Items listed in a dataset
— begin —
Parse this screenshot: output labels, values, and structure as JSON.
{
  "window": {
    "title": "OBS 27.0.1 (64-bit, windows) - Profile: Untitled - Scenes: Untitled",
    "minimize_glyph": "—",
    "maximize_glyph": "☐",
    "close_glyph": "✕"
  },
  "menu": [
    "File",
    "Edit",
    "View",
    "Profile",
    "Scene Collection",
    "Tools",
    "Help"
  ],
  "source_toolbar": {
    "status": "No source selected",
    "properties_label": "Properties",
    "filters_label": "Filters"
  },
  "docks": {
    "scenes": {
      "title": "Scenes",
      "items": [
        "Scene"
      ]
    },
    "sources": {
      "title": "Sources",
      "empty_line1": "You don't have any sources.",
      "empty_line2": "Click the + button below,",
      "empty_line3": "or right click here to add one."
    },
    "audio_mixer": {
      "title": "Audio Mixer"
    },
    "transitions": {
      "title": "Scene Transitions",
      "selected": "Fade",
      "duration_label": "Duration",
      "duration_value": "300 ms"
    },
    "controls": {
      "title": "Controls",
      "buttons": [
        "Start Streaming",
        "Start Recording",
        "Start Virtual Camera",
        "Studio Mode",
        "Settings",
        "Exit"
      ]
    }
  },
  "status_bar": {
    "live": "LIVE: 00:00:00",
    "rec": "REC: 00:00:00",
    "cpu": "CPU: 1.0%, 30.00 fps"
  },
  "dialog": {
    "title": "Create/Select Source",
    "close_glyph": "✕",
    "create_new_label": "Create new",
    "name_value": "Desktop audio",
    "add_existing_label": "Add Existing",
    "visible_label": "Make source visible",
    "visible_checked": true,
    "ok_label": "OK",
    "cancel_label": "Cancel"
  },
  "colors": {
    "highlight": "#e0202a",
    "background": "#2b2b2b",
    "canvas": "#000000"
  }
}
— end —
Please reproduce all of the entries exactly as they stand.

Parse this screenshot: output labels, values, and structure as JSON.
{
  "window": {
    "title": "OBS 27.0.1 (64-bit, windows) - Profile: Untitled - Scenes: Untitled",
    "minimize_glyph": "—",
    "maximize_glyph": "☐",
    "close_glyph": "✕"
  },
  "menu": [
    "File",
    "Edit",
    "View",
    "Profile",
    "Scene Collection",
    "Tools",
    "Help"
  ],
  "source_toolbar": {
    "status": "No source selected",
    "properties_label": "Properties",
    "filters_label": "Filters"
  },
  "docks": {
    "scenes": {
      "title": "Scenes",
      "items": [
        "Scene"
      ]
    },
    "sources": {
      "title": "Sources",
      "empty_line1": "You don't have any sources.",
      "empty_line2": "Click the + button below,",
      "empty_line3": "or right click here to add one."
    },
    "audio_mixer": {
      "title": "Audio Mixer"
    },
    "transitions": {
      "title": "Scene Transitions",
      "selected": "Fade",
      "duration_label": "Duration",
      "duration_value": "300 ms"
    },
    "controls": {
      "title": "Controls",
      "buttons": [
        "Start Streaming",
        "Start Recording",
        "Start Virtual Camera",
        "Studio Mode",
        "Settings",
        "Exit"
      ]
    }
  },
  "status_bar": {
    "live": "LIVE: 00:00:00",
    "rec": "REC: 00:00:00",
    "cpu": "CPU: 1.0%, 30.00 fps"
  },
  "dialog": {
    "title": "Create/Select Source",
    "close_glyph": "✕",
    "create_new_label": "Create new",
    "name_value": "Desktop audio",
    "add_existing_label": "Add Existing",
    "visible_label": "Make source visible",
    "visible_checked": true,
    "ok_label": "OK",
    "cancel_label": "Cancel"
  },
  "colors": {
    "highlight": "#e0202a",
    "background": "#2b2b2b",
    "canvas": "#000000"
  }
}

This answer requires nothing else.